== Data entries ==

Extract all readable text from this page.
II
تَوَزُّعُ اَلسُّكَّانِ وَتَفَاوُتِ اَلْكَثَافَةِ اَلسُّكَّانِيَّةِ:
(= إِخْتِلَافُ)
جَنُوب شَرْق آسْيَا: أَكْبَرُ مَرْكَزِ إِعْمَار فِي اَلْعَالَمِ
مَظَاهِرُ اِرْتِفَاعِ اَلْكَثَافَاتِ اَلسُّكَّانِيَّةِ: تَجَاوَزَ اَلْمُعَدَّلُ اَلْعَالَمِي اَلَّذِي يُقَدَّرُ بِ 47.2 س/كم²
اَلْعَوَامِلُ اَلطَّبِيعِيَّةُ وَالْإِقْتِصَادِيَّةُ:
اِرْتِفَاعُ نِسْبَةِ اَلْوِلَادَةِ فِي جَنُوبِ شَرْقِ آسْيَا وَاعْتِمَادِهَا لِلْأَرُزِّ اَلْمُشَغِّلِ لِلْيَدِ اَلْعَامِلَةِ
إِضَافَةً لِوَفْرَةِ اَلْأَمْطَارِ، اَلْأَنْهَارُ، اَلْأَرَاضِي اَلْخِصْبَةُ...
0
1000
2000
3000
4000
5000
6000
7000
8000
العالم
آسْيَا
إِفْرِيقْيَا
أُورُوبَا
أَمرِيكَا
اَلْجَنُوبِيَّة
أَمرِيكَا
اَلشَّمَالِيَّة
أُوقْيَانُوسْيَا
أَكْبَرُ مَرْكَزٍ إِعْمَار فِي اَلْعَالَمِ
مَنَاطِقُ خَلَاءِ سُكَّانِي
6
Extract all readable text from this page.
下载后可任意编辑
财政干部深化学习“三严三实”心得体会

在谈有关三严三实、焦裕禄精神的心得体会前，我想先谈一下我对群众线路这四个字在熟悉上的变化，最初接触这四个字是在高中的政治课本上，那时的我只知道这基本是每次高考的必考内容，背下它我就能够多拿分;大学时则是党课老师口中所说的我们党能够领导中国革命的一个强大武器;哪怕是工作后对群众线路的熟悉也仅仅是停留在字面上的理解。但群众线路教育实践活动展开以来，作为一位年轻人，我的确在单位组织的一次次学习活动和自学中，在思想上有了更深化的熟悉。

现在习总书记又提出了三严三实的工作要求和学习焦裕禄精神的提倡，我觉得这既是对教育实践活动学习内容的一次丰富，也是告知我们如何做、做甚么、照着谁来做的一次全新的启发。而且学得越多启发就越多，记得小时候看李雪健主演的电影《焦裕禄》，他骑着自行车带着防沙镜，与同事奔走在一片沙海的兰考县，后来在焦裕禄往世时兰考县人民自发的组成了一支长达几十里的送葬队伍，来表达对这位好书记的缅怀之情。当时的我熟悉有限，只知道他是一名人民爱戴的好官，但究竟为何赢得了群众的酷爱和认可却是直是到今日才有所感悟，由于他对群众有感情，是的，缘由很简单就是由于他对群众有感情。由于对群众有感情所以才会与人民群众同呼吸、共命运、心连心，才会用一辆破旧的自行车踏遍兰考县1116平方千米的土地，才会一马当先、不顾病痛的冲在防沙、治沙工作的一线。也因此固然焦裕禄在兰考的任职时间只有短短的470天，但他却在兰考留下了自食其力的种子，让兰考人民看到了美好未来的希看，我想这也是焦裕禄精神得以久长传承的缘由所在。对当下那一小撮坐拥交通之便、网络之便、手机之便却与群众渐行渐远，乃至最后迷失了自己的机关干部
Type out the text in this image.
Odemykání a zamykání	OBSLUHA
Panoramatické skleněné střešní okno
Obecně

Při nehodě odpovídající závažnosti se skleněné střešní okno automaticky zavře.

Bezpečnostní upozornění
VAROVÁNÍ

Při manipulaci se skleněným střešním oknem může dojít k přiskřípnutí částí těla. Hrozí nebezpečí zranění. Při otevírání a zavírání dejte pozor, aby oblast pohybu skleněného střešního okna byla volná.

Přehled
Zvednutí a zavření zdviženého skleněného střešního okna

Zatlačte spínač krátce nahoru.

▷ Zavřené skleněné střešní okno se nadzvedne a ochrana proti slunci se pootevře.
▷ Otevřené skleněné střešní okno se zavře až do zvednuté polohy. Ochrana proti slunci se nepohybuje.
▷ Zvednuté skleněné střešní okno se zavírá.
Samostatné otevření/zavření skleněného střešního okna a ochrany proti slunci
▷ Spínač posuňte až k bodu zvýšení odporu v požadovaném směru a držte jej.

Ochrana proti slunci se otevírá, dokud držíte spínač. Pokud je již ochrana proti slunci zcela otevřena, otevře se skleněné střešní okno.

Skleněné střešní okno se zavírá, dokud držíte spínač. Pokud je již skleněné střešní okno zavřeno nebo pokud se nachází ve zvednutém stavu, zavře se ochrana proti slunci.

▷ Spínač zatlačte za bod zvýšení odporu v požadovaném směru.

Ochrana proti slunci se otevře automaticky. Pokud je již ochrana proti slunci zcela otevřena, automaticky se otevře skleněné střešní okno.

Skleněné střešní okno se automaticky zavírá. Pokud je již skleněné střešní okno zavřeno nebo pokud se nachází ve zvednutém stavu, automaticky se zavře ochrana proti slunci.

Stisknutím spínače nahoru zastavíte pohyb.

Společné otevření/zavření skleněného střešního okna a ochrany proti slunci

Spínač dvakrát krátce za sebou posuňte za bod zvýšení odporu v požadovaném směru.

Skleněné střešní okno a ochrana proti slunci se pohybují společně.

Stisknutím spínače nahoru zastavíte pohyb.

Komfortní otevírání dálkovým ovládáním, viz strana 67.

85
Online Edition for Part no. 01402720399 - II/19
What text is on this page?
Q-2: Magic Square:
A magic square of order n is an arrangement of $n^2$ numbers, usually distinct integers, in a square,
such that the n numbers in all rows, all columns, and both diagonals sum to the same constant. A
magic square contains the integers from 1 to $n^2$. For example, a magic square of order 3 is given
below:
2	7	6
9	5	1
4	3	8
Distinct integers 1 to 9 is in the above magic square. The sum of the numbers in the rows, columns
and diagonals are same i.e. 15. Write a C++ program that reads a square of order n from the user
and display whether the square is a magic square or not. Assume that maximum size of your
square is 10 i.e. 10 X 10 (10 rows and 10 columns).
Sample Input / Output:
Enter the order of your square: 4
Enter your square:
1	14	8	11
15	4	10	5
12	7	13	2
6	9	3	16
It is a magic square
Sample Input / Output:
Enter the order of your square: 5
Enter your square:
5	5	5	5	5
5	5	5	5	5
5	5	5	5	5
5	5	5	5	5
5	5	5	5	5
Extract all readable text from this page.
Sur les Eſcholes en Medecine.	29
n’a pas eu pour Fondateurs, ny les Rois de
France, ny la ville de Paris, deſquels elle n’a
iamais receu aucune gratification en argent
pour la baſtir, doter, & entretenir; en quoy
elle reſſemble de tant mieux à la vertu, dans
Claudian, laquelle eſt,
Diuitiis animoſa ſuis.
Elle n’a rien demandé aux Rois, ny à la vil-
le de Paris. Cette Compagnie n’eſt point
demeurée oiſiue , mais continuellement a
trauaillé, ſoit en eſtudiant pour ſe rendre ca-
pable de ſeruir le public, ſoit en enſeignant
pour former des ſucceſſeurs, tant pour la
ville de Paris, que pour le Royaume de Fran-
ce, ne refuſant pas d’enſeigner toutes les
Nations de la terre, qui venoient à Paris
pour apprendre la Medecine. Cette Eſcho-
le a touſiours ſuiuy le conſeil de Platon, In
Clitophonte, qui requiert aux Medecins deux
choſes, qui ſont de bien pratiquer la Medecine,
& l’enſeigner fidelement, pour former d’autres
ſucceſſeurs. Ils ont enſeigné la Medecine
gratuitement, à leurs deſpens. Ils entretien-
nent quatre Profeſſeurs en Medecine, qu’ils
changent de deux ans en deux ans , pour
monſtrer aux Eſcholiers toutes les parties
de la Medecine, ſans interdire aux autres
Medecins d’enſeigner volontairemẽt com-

===

Exercise prompt: Work through the data and report how many of its lines hold the word "autres", giving only the figure.

Output below: 2